> [MATERIAL SUPPLIED]
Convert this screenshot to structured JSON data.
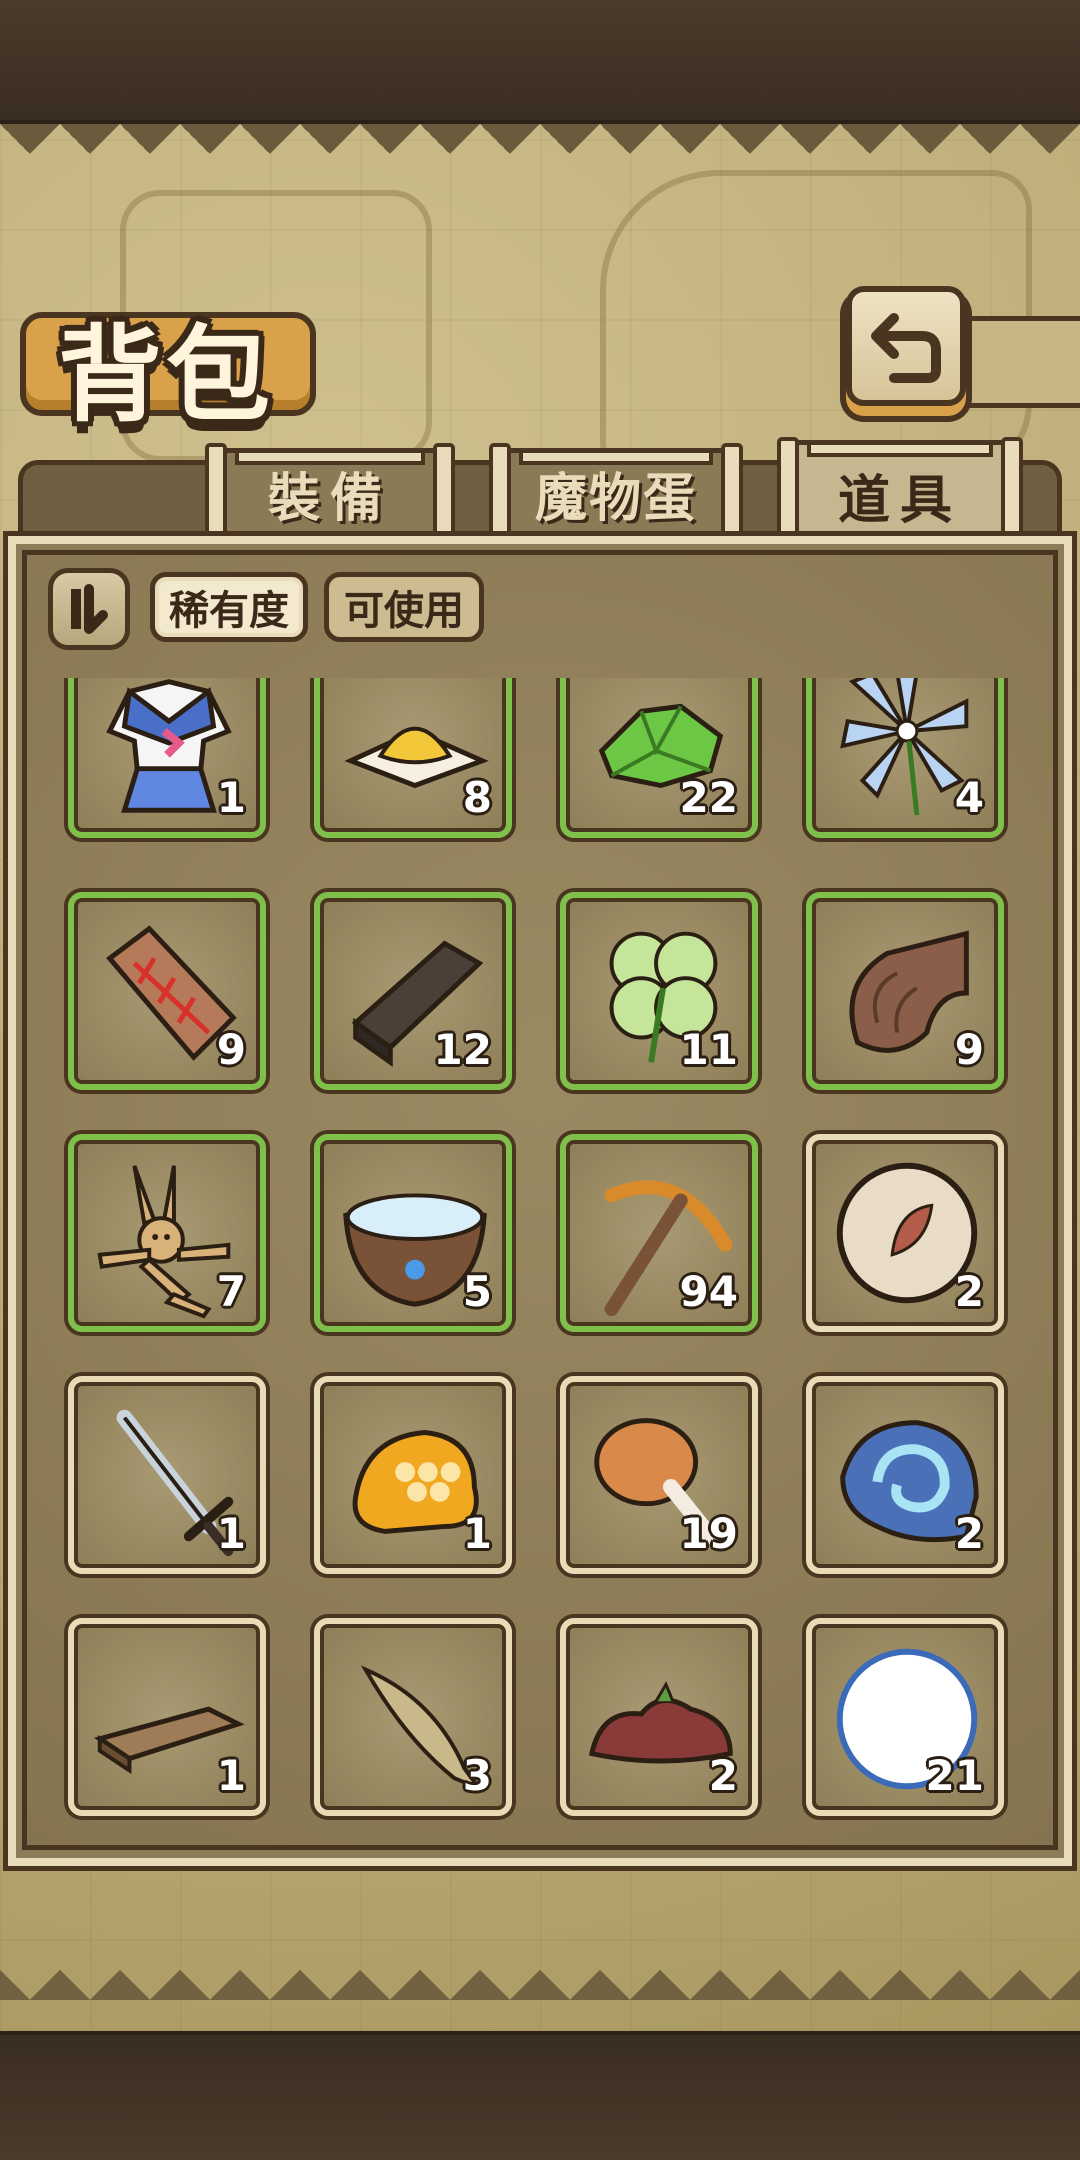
{
  "title": "背包",
  "tabs": [
    {
      "label": "裝備",
      "active": false
    },
    {
      "label": "魔物蛋",
      "active": false
    },
    {
      "label": "道具",
      "active": true
    }
  ],
  "filters": {
    "rarity_label": "稀有度",
    "usable_label": "可使用"
  },
  "items": [
    {
      "icon": "school-uniform-icon",
      "qty": "1",
      "rarity": "green"
    },
    {
      "icon": "powder-dish-icon",
      "qty": "8",
      "rarity": "green"
    },
    {
      "icon": "green-crystal-icon",
      "qty": "22",
      "rarity": "green"
    },
    {
      "icon": "blue-flower-icon",
      "qty": "4",
      "rarity": "green"
    },
    {
      "icon": "fish-bone-tablet-icon",
      "qty": "9",
      "rarity": "green"
    },
    {
      "icon": "dark-wood-icon",
      "qty": "12",
      "rarity": "green"
    },
    {
      "icon": "four-leaf-clover-icon",
      "qty": "11",
      "rarity": "green"
    },
    {
      "icon": "horn-shell-icon",
      "qty": "9",
      "rarity": "green"
    },
    {
      "icon": "straw-doll-icon",
      "qty": "7",
      "rarity": "green"
    },
    {
      "icon": "water-bowl-icon",
      "qty": "5",
      "rarity": "green"
    },
    {
      "icon": "pickaxe-icon",
      "qty": "94",
      "rarity": "green"
    },
    {
      "icon": "leaf-orb-icon",
      "qty": "2",
      "rarity": "normal"
    },
    {
      "icon": "sword-icon",
      "qty": "1",
      "rarity": "normal"
    },
    {
      "icon": "honeycomb-icon",
      "qty": "1",
      "rarity": "normal"
    },
    {
      "icon": "drumstick-icon",
      "qty": "19",
      "rarity": "normal"
    },
    {
      "icon": "blue-shell-icon",
      "qty": "2",
      "rarity": "normal"
    },
    {
      "icon": "wood-plank-icon",
      "qty": "1",
      "rarity": "normal"
    },
    {
      "icon": "small-fish-icon",
      "qty": "3",
      "rarity": "normal"
    },
    {
      "icon": "soil-pile-icon",
      "qty": "2",
      "rarity": "normal"
    },
    {
      "icon": "cotton-ball-icon",
      "qty": "21",
      "rarity": "normal"
    }
  ]
}
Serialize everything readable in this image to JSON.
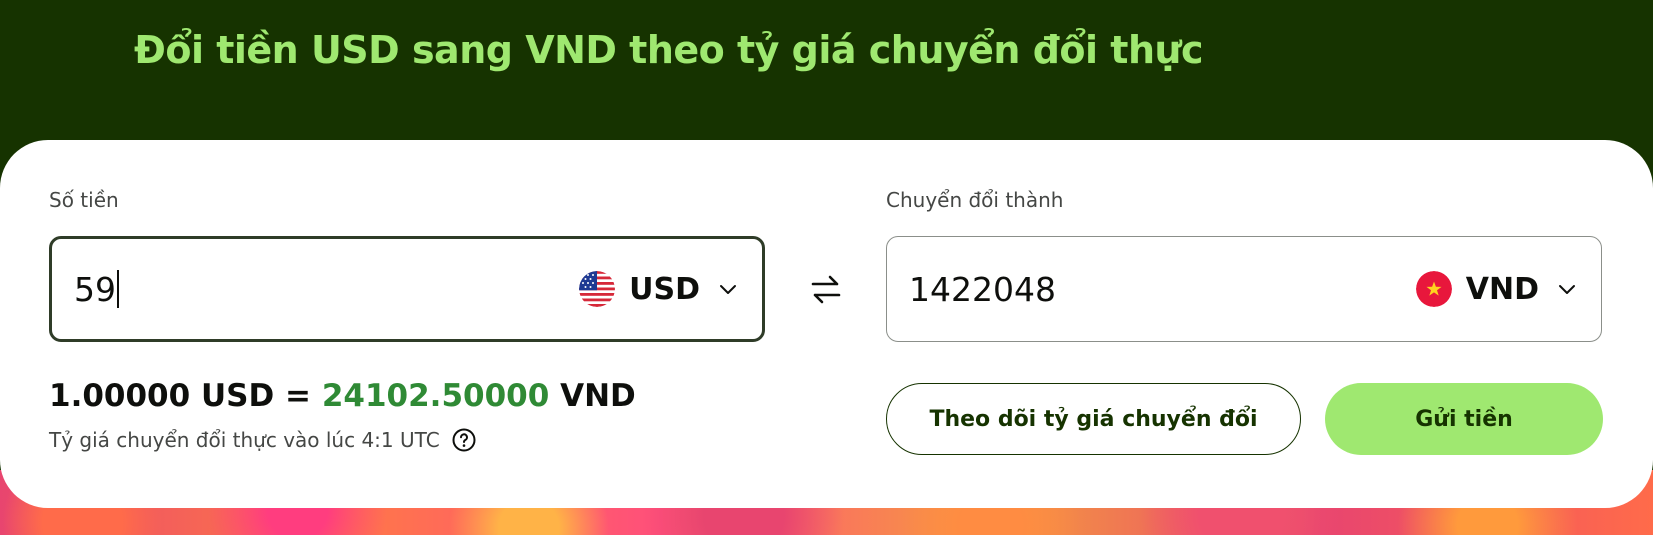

> [DIRECTIONS] Retype all the records shown above, character for character. Omit every picture.

> [RESULT OF THE TASK]
Convert this screenshot to structured JSON data.
{
  "title": "背包",
  "tabs": [
    {
      "label": "裝備",
      "active": false
    },
    {
      "label": "魔物蛋",
      "active": false
    },
    {
      "label": "道具",
      "active": true
    }
  ],
  "filters": {
    "rarity_label": "稀有度",
    "usable_label": "可使用"
  },
  "items": [
    {
      "icon": "school-uniform-icon",
      "qty": "1",
      "rarity": "green"
    },
    {
      "icon": "powder-dish-icon",
      "qty": "8",
      "rarity": "green"
    },
    {
      "icon": "green-crystal-icon",
      "qty": "22",
      "rarity": "green"
    },
    {
      "icon": "blue-flower-icon",
      "qty": "4",
      "rarity": "green"
    },
    {
      "icon": "fish-bone-tablet-icon",
      "qty": "9",
      "rarity": "green"
    },
    {
      "icon": "dark-wood-icon",
      "qty": "12",
      "rarity": "green"
    },
    {
      "icon": "four-leaf-clover-icon",
      "qty": "11",
      "rarity": "green"
    },
    {
      "icon": "horn-shell-icon",
      "qty": "9",
      "rarity": "green"
    },
    {
      "icon": "straw-doll-icon",
      "qty": "7",
      "rarity": "green"
    },
    {
      "icon": "water-bowl-icon",
      "qty": "5",
      "rarity": "green"
    },
    {
      "icon": "pickaxe-icon",
      "qty": "94",
      "rarity": "green"
    },
    {
      "icon": "leaf-orb-icon",
      "qty": "2",
      "rarity": "normal"
    },
    {
      "icon": "sword-icon",
      "qty": "1",
      "rarity": "normal"
    },
    {
      "icon": "honeycomb-icon",
      "qty": "1",
      "rarity": "normal"
    },
    {
      "icon": "drumstick-icon",
      "qty": "19",
      "rarity": "normal"
    },
    {
      "icon": "blue-shell-icon",
      "qty": "2",
      "rarity": "normal"
    },
    {
      "icon": "wood-plank-icon",
      "qty": "1",
      "rarity": "normal"
    },
    {
      "icon": "small-fish-icon",
      "qty": "3",
      "rarity": "normal"
    },
    {
      "icon": "soil-pile-icon",
      "qty": "2",
      "rarity": "normal"
    },
    {
      "icon": "cotton-ball-icon",
      "qty": "21",
      "rarity": "normal"
    }
  ]
}
Serialize everything readable in this image to JSON.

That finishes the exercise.